Stated problem
Keep only the lines that hold the string "name", filtering out the rest of the entries below.

Given data
§ §

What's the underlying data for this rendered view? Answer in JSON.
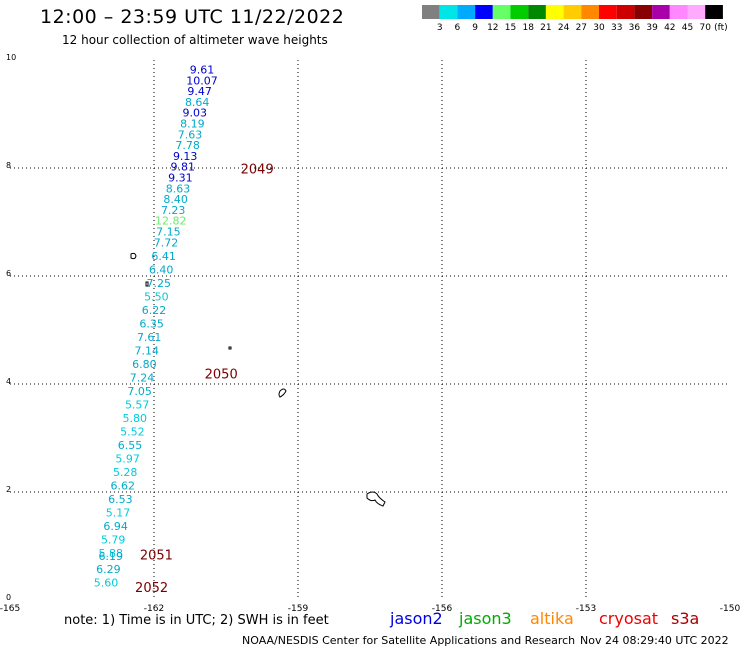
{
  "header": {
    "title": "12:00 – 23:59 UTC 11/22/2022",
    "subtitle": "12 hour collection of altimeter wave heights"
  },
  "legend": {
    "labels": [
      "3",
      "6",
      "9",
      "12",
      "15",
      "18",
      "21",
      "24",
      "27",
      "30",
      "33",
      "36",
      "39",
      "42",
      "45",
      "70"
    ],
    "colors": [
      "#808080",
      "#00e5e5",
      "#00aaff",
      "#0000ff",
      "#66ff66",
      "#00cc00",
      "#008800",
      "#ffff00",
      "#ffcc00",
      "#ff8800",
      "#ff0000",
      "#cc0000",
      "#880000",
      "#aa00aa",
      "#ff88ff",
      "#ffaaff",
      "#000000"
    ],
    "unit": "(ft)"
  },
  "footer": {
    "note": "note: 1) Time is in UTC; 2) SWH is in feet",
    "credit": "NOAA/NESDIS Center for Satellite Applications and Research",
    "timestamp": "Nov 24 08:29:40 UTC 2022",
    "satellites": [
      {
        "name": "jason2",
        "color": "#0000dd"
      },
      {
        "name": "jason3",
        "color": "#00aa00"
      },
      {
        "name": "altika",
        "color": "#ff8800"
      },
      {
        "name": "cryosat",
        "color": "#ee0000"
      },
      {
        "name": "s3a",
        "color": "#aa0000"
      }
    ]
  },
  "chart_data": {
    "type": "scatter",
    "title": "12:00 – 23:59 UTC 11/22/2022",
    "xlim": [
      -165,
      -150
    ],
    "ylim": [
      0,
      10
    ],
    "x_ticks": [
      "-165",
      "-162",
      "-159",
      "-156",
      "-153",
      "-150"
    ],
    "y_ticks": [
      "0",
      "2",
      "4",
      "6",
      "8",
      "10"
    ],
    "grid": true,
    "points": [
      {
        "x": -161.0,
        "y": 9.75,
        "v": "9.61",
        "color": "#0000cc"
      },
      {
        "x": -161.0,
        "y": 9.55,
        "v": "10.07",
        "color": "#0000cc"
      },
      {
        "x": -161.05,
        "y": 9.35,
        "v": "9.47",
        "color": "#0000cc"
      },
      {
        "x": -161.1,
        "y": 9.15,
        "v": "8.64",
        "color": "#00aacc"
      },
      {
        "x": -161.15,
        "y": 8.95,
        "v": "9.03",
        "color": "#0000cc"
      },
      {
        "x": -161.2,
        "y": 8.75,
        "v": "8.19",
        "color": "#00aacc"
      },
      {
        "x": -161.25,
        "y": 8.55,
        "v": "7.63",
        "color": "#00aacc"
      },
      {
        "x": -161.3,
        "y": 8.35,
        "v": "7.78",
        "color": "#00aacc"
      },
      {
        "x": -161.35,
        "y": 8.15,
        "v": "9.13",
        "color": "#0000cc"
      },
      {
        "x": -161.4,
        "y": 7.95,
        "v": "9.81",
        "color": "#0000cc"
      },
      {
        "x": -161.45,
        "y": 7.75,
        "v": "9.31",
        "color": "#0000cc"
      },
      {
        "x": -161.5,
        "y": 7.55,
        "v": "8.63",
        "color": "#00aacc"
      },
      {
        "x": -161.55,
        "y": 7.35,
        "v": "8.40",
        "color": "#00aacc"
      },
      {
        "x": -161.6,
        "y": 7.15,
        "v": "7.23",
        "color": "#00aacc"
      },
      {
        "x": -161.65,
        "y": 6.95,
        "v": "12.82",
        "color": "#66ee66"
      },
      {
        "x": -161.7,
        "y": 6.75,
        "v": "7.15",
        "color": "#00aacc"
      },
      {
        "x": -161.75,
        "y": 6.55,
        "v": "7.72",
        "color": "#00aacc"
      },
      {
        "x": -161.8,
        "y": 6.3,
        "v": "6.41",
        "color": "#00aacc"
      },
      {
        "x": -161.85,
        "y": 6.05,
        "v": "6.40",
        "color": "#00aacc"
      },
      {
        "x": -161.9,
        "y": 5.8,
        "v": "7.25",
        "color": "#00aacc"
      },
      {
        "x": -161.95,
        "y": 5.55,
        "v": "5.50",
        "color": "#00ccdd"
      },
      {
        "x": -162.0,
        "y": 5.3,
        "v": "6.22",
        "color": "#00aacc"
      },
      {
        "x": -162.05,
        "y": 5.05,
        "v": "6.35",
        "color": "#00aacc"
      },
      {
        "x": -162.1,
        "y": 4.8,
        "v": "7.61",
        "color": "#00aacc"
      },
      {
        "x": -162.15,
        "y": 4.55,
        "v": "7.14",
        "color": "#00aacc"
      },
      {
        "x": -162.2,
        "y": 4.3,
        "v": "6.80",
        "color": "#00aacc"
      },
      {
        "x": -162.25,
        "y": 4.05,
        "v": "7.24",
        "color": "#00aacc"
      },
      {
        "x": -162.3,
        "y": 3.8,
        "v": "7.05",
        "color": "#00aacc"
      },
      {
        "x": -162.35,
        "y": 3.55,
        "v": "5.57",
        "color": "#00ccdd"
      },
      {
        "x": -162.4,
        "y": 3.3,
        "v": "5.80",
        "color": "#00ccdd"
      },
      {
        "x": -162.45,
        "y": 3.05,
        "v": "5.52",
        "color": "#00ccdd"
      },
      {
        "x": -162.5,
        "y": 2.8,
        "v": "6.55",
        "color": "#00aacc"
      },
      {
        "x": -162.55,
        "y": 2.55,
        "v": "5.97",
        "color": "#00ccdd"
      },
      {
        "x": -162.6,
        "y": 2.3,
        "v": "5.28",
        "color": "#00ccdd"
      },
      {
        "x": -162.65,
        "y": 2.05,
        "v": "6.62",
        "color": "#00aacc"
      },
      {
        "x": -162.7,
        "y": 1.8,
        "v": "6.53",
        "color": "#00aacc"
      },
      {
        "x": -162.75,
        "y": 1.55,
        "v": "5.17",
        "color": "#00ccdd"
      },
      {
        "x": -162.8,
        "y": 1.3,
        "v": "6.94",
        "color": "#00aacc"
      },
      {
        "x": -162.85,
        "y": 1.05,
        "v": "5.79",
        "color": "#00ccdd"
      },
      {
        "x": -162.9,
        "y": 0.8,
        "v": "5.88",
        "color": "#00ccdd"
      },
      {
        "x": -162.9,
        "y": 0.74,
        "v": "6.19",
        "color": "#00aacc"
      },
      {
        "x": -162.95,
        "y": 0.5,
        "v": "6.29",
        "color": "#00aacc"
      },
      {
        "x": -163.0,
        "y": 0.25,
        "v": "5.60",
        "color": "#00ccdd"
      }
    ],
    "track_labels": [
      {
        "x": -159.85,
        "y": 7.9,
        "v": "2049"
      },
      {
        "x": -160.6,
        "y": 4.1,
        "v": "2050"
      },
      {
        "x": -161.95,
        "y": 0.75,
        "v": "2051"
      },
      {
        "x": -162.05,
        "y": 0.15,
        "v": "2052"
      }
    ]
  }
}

§ §

Correct output
        "name": "jason2",
        "name": "jason3",
        "name": "altika",
        "name": "cryosat",
        "name": "s3a",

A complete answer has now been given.